===== Materials provided

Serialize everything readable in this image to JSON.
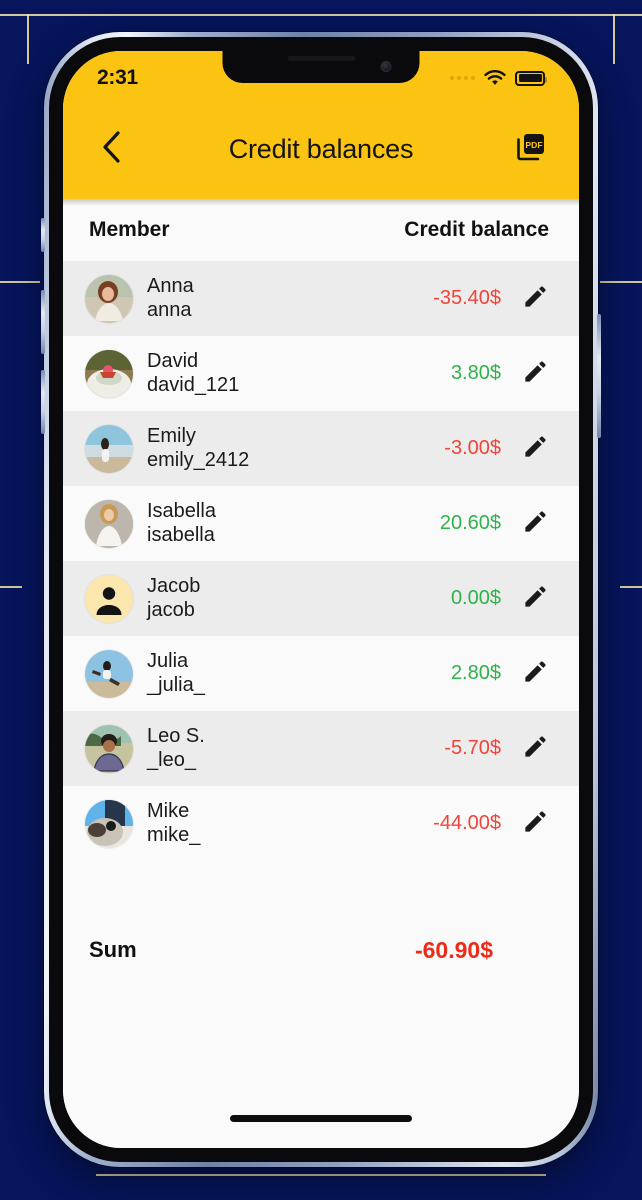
{
  "theme": {
    "accent": "#FCC412",
    "backdrop": "#06155c",
    "positive": "#2FB34A",
    "negative": "#F04438",
    "sum_color": "#EE2B18",
    "row_alt": "#ECECEC",
    "row_base": "#FAFAFA"
  },
  "status_bar": {
    "time": "2:31",
    "signal_icon": "signal-dots-icon",
    "wifi_icon": "wifi-icon",
    "battery_icon": "battery-full-icon"
  },
  "app_bar": {
    "back_icon": "chevron-left-icon",
    "title": "Credit balances",
    "pdf_icon": "pdf-export-icon"
  },
  "table": {
    "headers": {
      "member": "Member",
      "balance": "Credit balance"
    },
    "edit_icon": "pencil-icon",
    "rows": [
      {
        "name": "Anna",
        "handle": "anna",
        "amount": "-35.40$",
        "sign": "neg",
        "avatar": "photo-anna",
        "avatar_type": "photo"
      },
      {
        "name": "David",
        "handle": "david_121",
        "amount": "3.80$",
        "sign": "pos",
        "avatar": "photo-david",
        "avatar_type": "photo"
      },
      {
        "name": "Emily",
        "handle": "emily_2412",
        "amount": "-3.00$",
        "sign": "neg",
        "avatar": "photo-emily",
        "avatar_type": "photo"
      },
      {
        "name": "Isabella",
        "handle": "isabella",
        "amount": "20.60$",
        "sign": "pos",
        "avatar": "photo-isabella",
        "avatar_type": "photo"
      },
      {
        "name": "Jacob",
        "handle": "jacob",
        "amount": "0.00$",
        "sign": "pos",
        "avatar": "person-placeholder-icon",
        "avatar_type": "placeholder"
      },
      {
        "name": "Julia",
        "handle": "_julia_",
        "amount": "2.80$",
        "sign": "pos",
        "avatar": "photo-julia",
        "avatar_type": "photo"
      },
      {
        "name": "Leo S.",
        "handle": "_leo_",
        "amount": "-5.70$",
        "sign": "neg",
        "avatar": "photo-leo",
        "avatar_type": "photo"
      },
      {
        "name": "Mike",
        "handle": "mike_",
        "amount": "-44.00$",
        "sign": "neg",
        "avatar": "photo-mike",
        "avatar_type": "photo"
      }
    ],
    "summary": {
      "label": "Sum",
      "value": "-60.90$"
    }
  }
}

==========

Request
Collect, from the material above, every line containing the word "Credit".

Result of the exercise
    "title": "Credit balances",
      "balance": "Credit balance"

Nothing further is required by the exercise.